Return a copy of each line that holds the string "статьей".
┌─ SUPPLIED ENTRIES
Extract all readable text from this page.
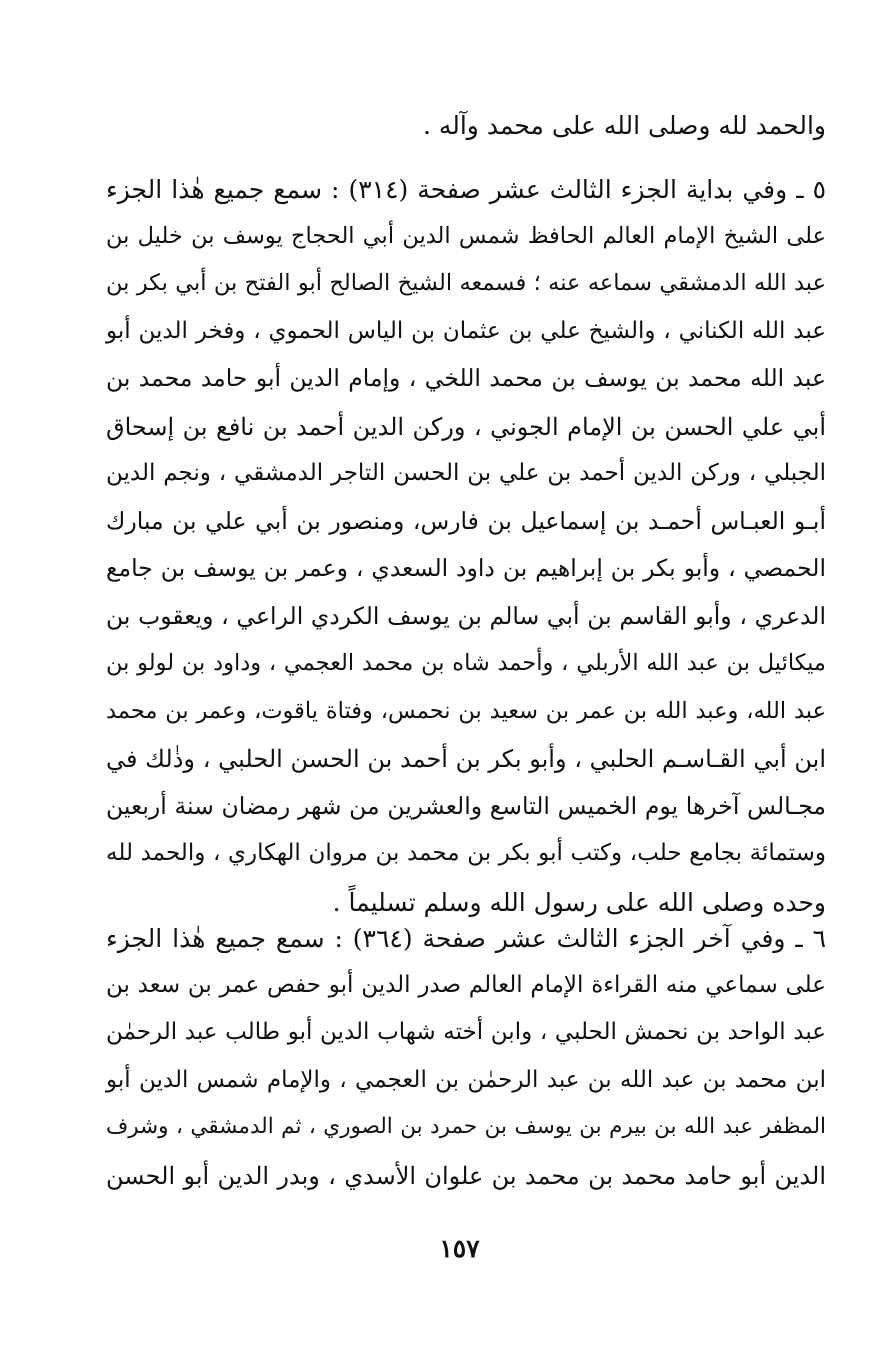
والحمد لله وصلى الله على محمد وآله .
٥ ـ وفي بداية الجزء الثالث عشر صفحة (٣١٤) : سمع جميع هٰذا الجزء
على الشيخ الإمام العالم الحافظ شمس الدين أبي الحجاج يوسف بن خليل بن
عبد الله الدمشقي سماعه عنه ؛ فسمعه الشيخ الصالح أبو الفتح بن أبي بكر بن
عبد الله الكناني ، والشيخ علي بن عثمان بن الياس الحموي ، وفخر الدين أبو
عبد الله محمد بن يوسف بن محمد اللخي ، وإمام الدين أبو حامد محمد بن
أبي علي الحسن بن الإمام الجوني ، وركن الدين أحمد بن نافع بن إسحاق
الجبلي ، وركن الدين أحمد بن علي بن الحسن التاجر الدمشقي ، ونجم الدين
أبـو العبـاس أحمـد بن إسماعيل بن فارس، ومنصور بن أبي علي بن مبارك
الحمصي ، وأبو بكر بن إبراهيم بن داود السعدي ، وعمر بن يوسف بن جامع
الدعري ، وأبو القاسم بن أبي سالم بن يوسف الكردي الراعي ، ويعقوب بن
ميكائيل بن عبد الله الأربلي ، وأحمد شاه بن محمد العجمي ، وداود بن لولو بن
عبد الله، وعبد الله بن عمر بن سعيد بن نحمس، وفتاة ياقوت، وعمر بن محمد
ابن أبي القـاسـم الحلبي ، وأبو بكر بن أحمد بن الحسن الحلبي ، وذٰلك في
مجـالس آخرها يوم الخميس التاسع والعشرين من شهر رمضان سنة أربعين
وستمائة بجامع حلب، وكتب أبو بكر بن محمد بن مروان الهكاري ، والحمد لله
وحده وصلى الله على رسول الله وسلم تسليماً .
٦ ـ وفي آخر الجزء الثالث عشر صفحة (٣٦٤) : سمع جميع هٰذا الجزء
على سماعي منه القراءة الإمام العالم صدر الدين أبو حفص عمر بن سعد بن
عبد الواحد بن نحمش الحلبي ، وابن أخته شهاب الدين أبو طالب عبد الرحمٰن
ابن محمد بن عبد الله بن عبد الرحمٰن بن العجمي ، والإمام شمس الدين أبو
المظفر عبد الله بن بيرم بن يوسف بن حمرد بن الصوري ، ثم الدمشقي ، وشرف
الدين أبو حامد محمد بن محمد بن علوان الأسدي ، وبدر الدين أبو الحسن
١٥٧
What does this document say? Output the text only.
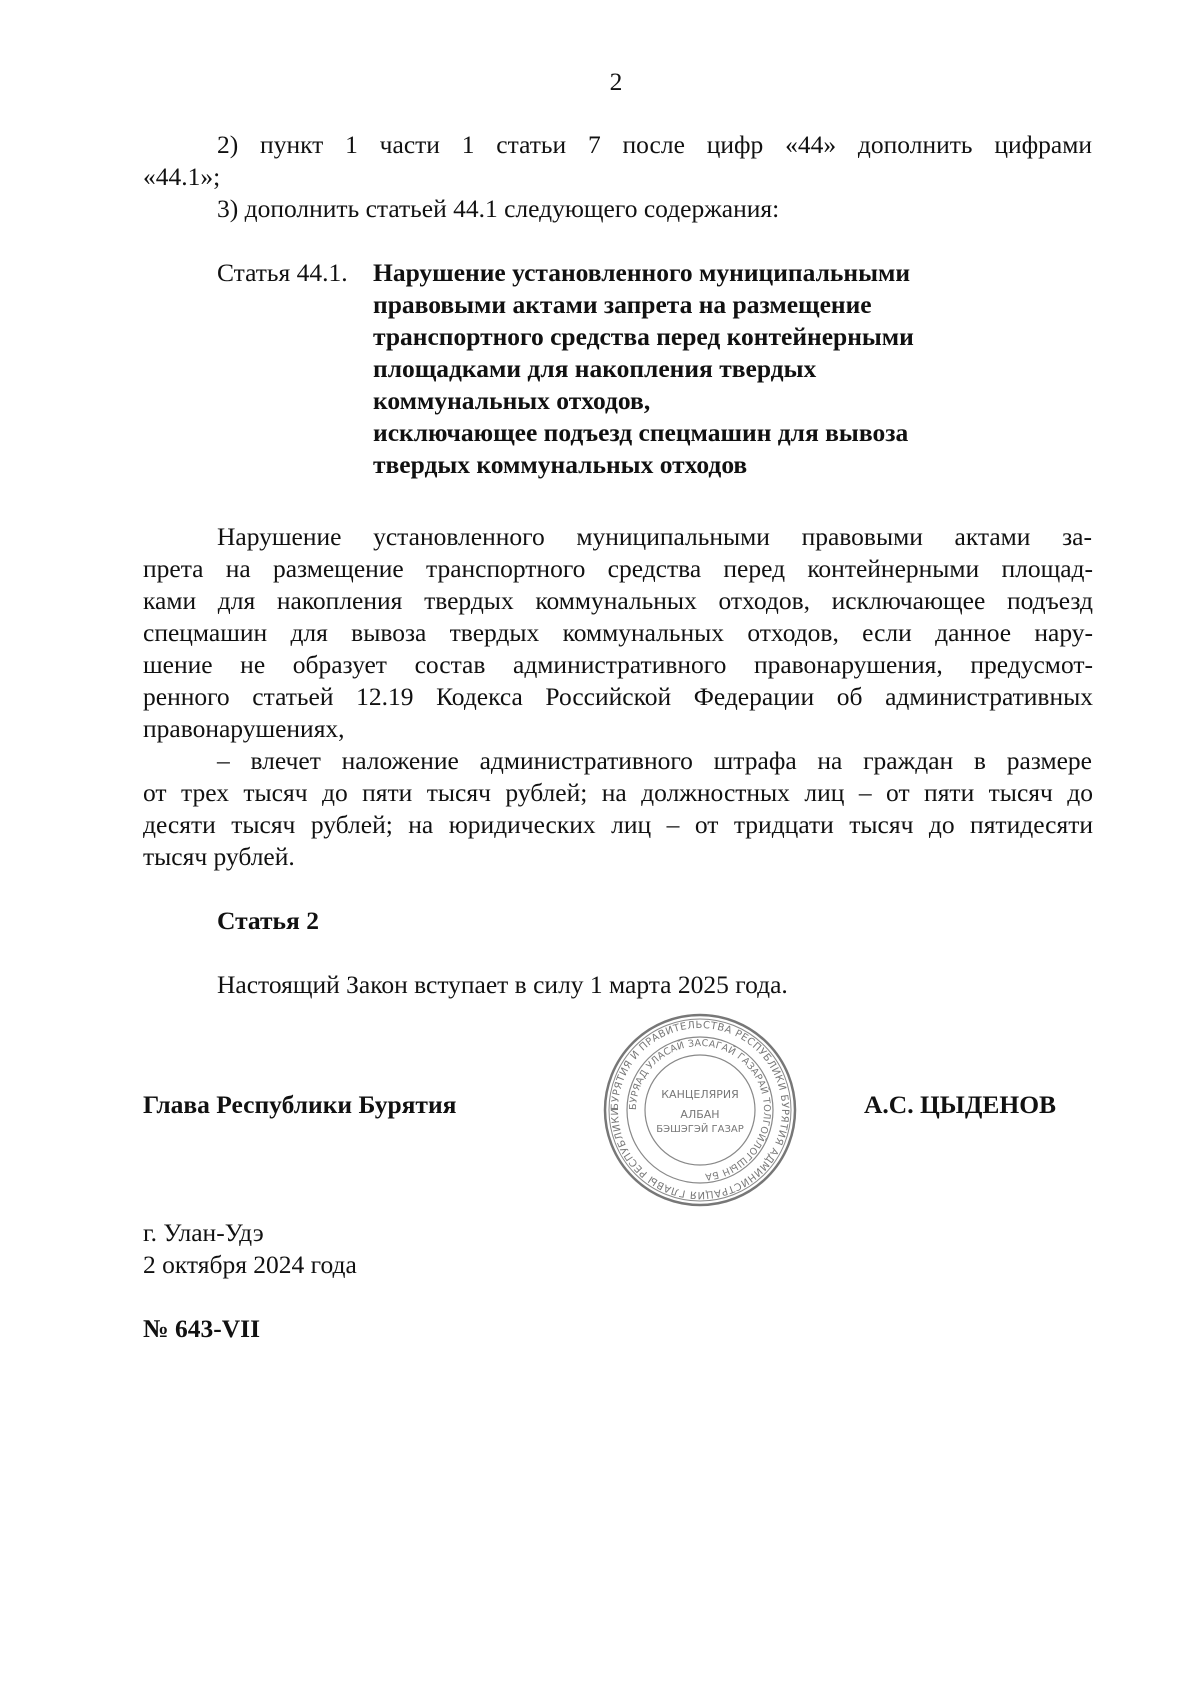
2
2) пункт 1 части 1 статьи 7 после цифр «44» дополнить цифрами
«44.1»;
3) дополнить статьей 44.1 следующего содержания:
Статья 44.1. Нарушение установленного муниципальными
правовыми актами запрета на размещение
транспортного средства перед контейнерными
площадками для накопления твердых
коммунальных отходов,
исключающее подъезд спецмашин для вывоза
твердых коммунальных отходов
Нарушение установленного муниципальными правовыми актами за-
прета на размещение транспортного средства перед контейнерными площад-
ками для накопления твердых коммунальных отходов, исключающее подъезд
спецмашин для вывоза твердых коммунальных отходов, если данное нару-
шение не образует состав административного правонарушения, предусмот-
ренного статьей 12.19 Кодекса Российской Федерации об административных
правонарушениях,
– влечет наложение административного штрафа на граждан в размере
от трех тысяч до пяти тысяч рублей; на должностных лиц – от пяти тысяч до
десяти тысяч рублей; на юридических лиц – от тридцати тысяч до пятидесяти
тысяч рублей.
Статья 2
Настоящий Закон вступает в силу 1 марта 2025 года.
Глава Республики Бурятия	А.С. ЦЫДЕНОВ
БУРЯТИЯ И ПРАВИТЕЛЬСТВА РЕСПУБЛИКИ БУРЯТИЯ АДМИНИСТРАЦИЯ ГЛАВЫ РЕСПУБЛИКИ
БУРЯАД УЛАСАЙ ЗАСАГАЙ ГАЗАРАЙ ТОЛГОЙЛОГШЫН БА
КАНЦЕЛЯРИЯ
АЛБАН
БЭШЭГЭЙ ГАЗАР
г. Улан-Удэ
2 октября 2024 года
№ 643-VII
└─
### [THE SOLUTION]
3) дополнить статьей 44.1 следующего содержания:
ренного статьей 12.19 Кодекса Российской Федерации об административных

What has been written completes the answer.